## What the task requires
Lines containing the string "لبرنامج" are to be counted; report only how many there are.

___ Provided entries ___

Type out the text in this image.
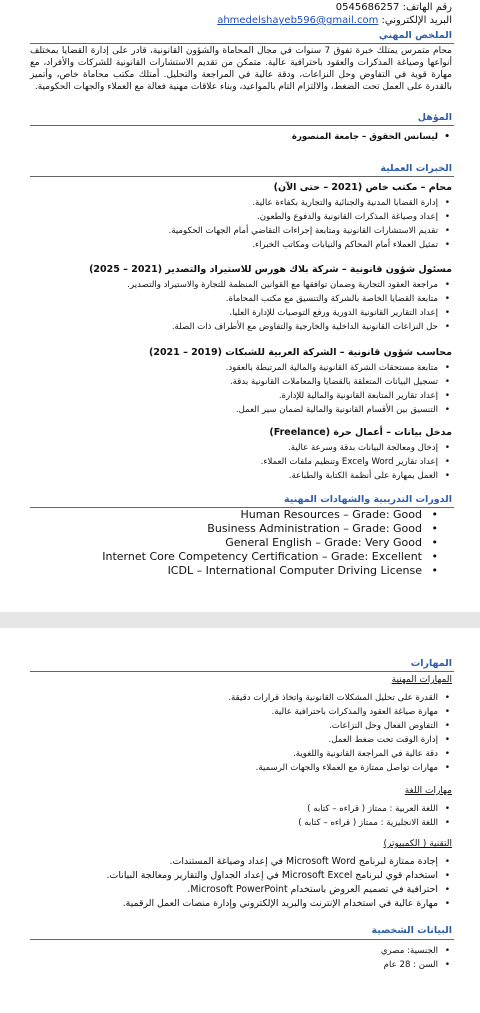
رقم الهاتف: 0545686257
البريد الإلكتروني: ahmedelshayeb596@gmail.com
الملخص المهني
محام متمرس يمتلك خبرة تفوق 7 سنوات في مجال المحاماة والشؤون القانونية، قادر على إدارة القضايا بمختلف أنواعها وصياغة المذكرات والعقود باحترافية عالية. متمكن من تقديم الاستشارات القانونية للشركات والأفراد، مع مهارة قوية في التفاوض وحل النزاعات، ودقة عالية في المراجعة والتحليل. أمتلك مكتب محاماة خاص، وأتميز بالقدرة على العمل تحت الضغط، والالتزام التام بالمواعيد، وبناء علاقات مهنية فعالة مع العملاء والجهات الحكومية.
المؤهل
• ليسانس الحقوق – جامعة المنصورة
الخبرات العملية
محام – مكتب خاص (2021 – حتى الآن)
• إدارة القضايا المدنية والجنائية والتجارية بكفاءة عالية.
• إعداد وصياغة المذكرات القانونية والدفوع والطعون.
• تقديم الاستشارات القانونية ومتابعة إجراءات التقاضي أمام الجهات الحكومية.
• تمثيل العملاء أمام المحاكم والنيابات ومكاتب الخبراء.
مسئول شؤون قانونية – شركة بلاك هورس للاستيراد والتصدير (2021 – 2025)
• مراجعة العقود التجارية وضمان توافقها مع القوانين المنظمة للتجارة والاستيراد والتصدير.
• متابعة القضايا الخاصة بالشركة والتنسيق مع مكتب المحاماة.
• إعداد التقارير القانونية الدورية ورفع التوصيات للإدارة العليا.
• حل النزاعات القانونية الداخلية والخارجية والتفاوض مع الأطراف ذات الصلة.
محاسب شؤون قانونية – الشركة العربية للشبكات (2019 – 2021)
• متابعة مستحقات الشركة القانونية والمالية المرتبطة بالعقود.
• تسجيل البيانات المتعلقة بالقضايا والمعاملات القانونية بدقة.
• إعداد تقارير المتابعة القانونية والمالية للإدارة.
• التنسيق بين الأقسام القانونية والمالية لضمان سير العمل.
مدخل بيانات – أعمال حرة (Freelance)
• إدخال ومعالجة البيانات بدقة وسرعة عالية.
• إعداد تقارير Word وExcel وتنظيم ملفات العملاء.
• العمل بمهارة على أنظمة الكتابة والطباعة.
الدورات التدريبية والشهادات المهنية
Human Resources – Grade: Good •
Business Administration – Grade: Good •
General English – Grade: Very Good •
Internet Core Competency Certification – Grade: Excellent •
ICDL – International Computer Driving License •
المهارات
المهارات المهنية
• القدرة على تحليل المشكلات القانونية واتخاذ قرارات دقيقة.
• مهارة صياغة العقود والمذكرات باحترافية عالية.
• التفاوض الفعال وحل النزاعات.
• إدارة الوقت تحت ضغط العمل.
• دقة عالية في المراجعة القانونية واللغوية.
• مهارات تواصل ممتازة مع العملاء والجهات الرسمية.
مهارات اللغة
• اللغة العربية : ممتاز ( قراءه – كتابه )
• اللغة الانجليزية : ممتاز ( قراءه – كتابه )
التقنية ( الكمبيوتر)
• إجادة ممتازة لبرنامج Microsoft Word في إعداد وصياغة المستندات.
• استخدام قوي لبرنامج Microsoft Excel في إعداد الجداول والتقارير ومعالجة البيانات.
• احترافية في تصميم العروض باستخدام Microsoft PowerPoint.
• مهارة عالية في استخدام الإنترنت والبريد الإلكتروني وإدارة منصات العمل الرقمية.
البيانات الشخصية
• الجنسية: مصري
• السن : 28 عام
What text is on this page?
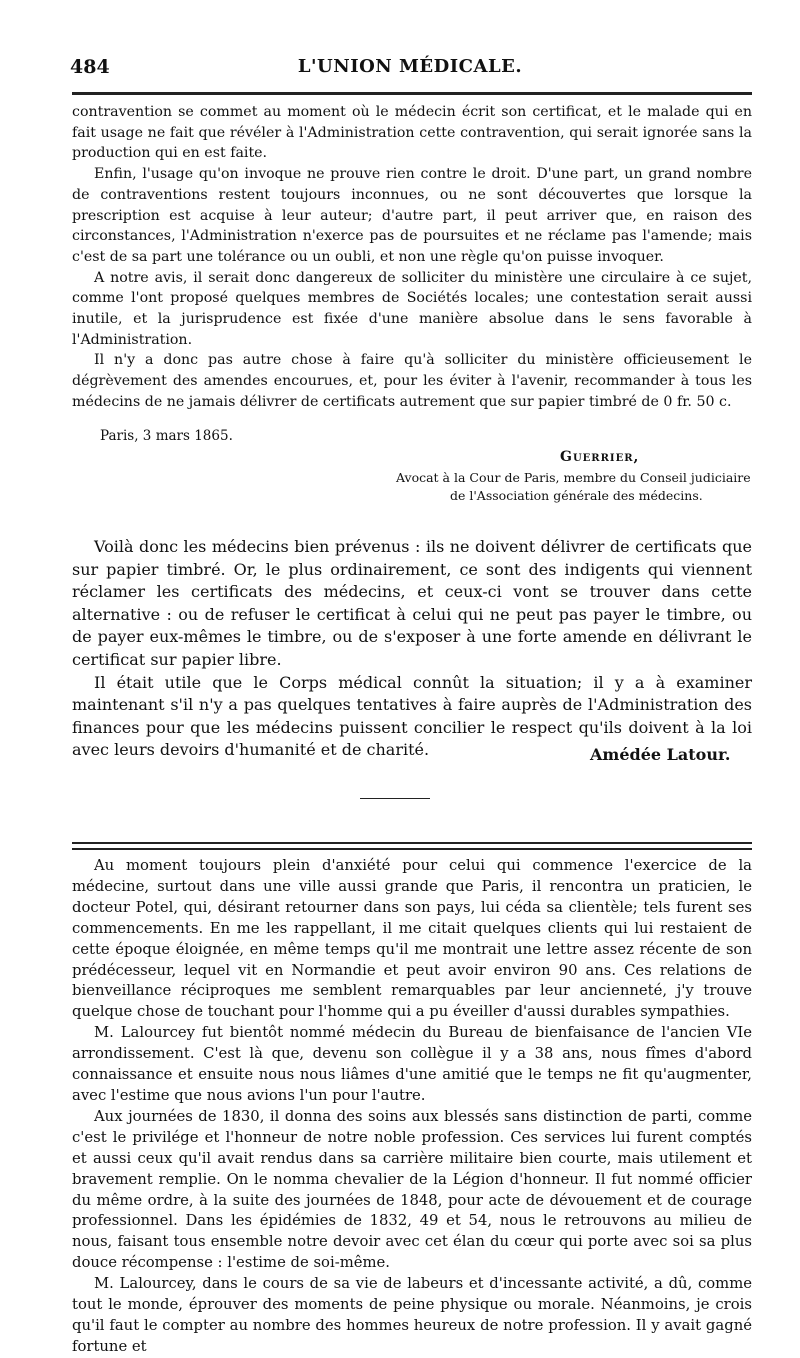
484	L'UNION MÉDICALE.

contravention se commet au moment où le médecin écrit son certificat, et le malade qui en fait usage ne fait que révéler à l'Administration cette contravention, qui serait ignorée sans la production qui en est faite.

Enfin, l'usage qu'on invoque ne prouve rien contre le droit. D'une part, un grand nombre de contraventions restent toujours inconnues, ou ne sont découvertes que lorsque la prescription est acquise à leur auteur; d'autre part, il peut arriver que, en raison des circonstances, l'Administration n'exerce pas de poursuites et ne réclame pas l'amende; mais c'est de sa part une tolérance ou un oubli, et non une règle qu'on puisse invoquer.

A notre avis, il serait donc dangereux de solliciter du ministère une circulaire à ce sujet, comme l'ont proposé quelques membres de Sociétés locales; une contestation serait aussi inutile, et la jurisprudence est fixée d'une manière absolue dans le sens favorable à l'Administration.

Il n'y a donc pas autre chose à faire qu'à solliciter du ministère officieusement le dégrèvement des amendes encourues, et, pour les éviter à l'avenir, recommander à tous les médecins de ne jamais délivrer de certificats autrement que sur papier timbré de 0 fr. 50 c.

Paris, 3 mars 1865.
Guerrier,
Avocat à la Cour de Paris, membre du Conseil judiciaire
de l'Association générale des médecins.

Voilà donc les médecins bien prévenus : ils ne doivent délivrer de certificats que sur papier timbré. Or, le plus ordinairement, ce sont des indigents qui viennent réclamer les certificats des médecins, et ceux-ci vont se trouver dans cette alternative : ou de refuser le certificat à celui qui ne peut pas payer le timbre, ou de payer eux-mêmes le timbre, ou de s'exposer à une forte amende en délivrant le certificat sur papier libre.

Il était utile que le Corps médical connût la situation; il y a à examiner maintenant s'il n'y a pas quelques tentatives à faire auprès de l'Administration des finances pour que les médecins puissent concilier le respect qu'ils doivent à la loi avec leurs devoirs d'humanité et de charité.	Amédée Latour.

Au moment toujours plein d'anxiété pour celui qui commence l'exercice de la médecine, surtout dans une ville aussi grande que Paris, il rencontra un praticien, le docteur Potel, qui, désirant retourner dans son pays, lui céda sa clientèle; tels furent ses commencements. En me les rappellant, il me citait quelques clients qui lui restaient de cette époque éloignée, en même temps qu'il me montrait une lettre assez récente de son prédécesseur, lequel vit en Normandie et peut avoir environ 90 ans. Ces relations de bienveillance réciproques me semblent remarquables par leur ancienneté, j'y trouve quelque chose de touchant pour l'homme qui a pu éveiller d'aussi durables sympathies.

M. Lalourcey fut bientôt nommé médecin du Bureau de bienfaisance de l'ancien VIe arrondissement. C'est là que, devenu son collègue il y a 38 ans, nous fîmes d'abord connaissance et ensuite nous nous liâmes d'une amitié que le temps ne fit qu'augmenter, avec l'estime que nous avions l'un pour l'autre.

Aux journées de 1830, il donna des soins aux blessés sans distinction de parti, comme c'est le privilége et l'honneur de notre noble profession. Ces services lui furent comptés et aussi ceux qu'il avait rendus dans sa carrière militaire bien courte, mais utilement et bravement remplie. On le nomma chevalier de la Légion d'honneur. Il fut nommé officier du même ordre, à la suite des journées de 1848, pour acte de dévouement et de courage professionnel. Dans les épidémies de 1832, 49 et 54, nous le retrouvons au milieu de nous, faisant tous ensemble notre devoir avec cet élan du cœur qui porte avec soi sa plus douce récompense : l'estime de soi-même.

M. Lalourcey, dans le cours de sa vie de labeurs et d'incessante activité, a dû, comme tout le monde, éprouver des moments de peine physique ou morale. Néanmoins, je crois qu'il faut le compter au nombre des hommes heureux de notre profession. Il y avait gagné fortune et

___

## Output for this exercise
2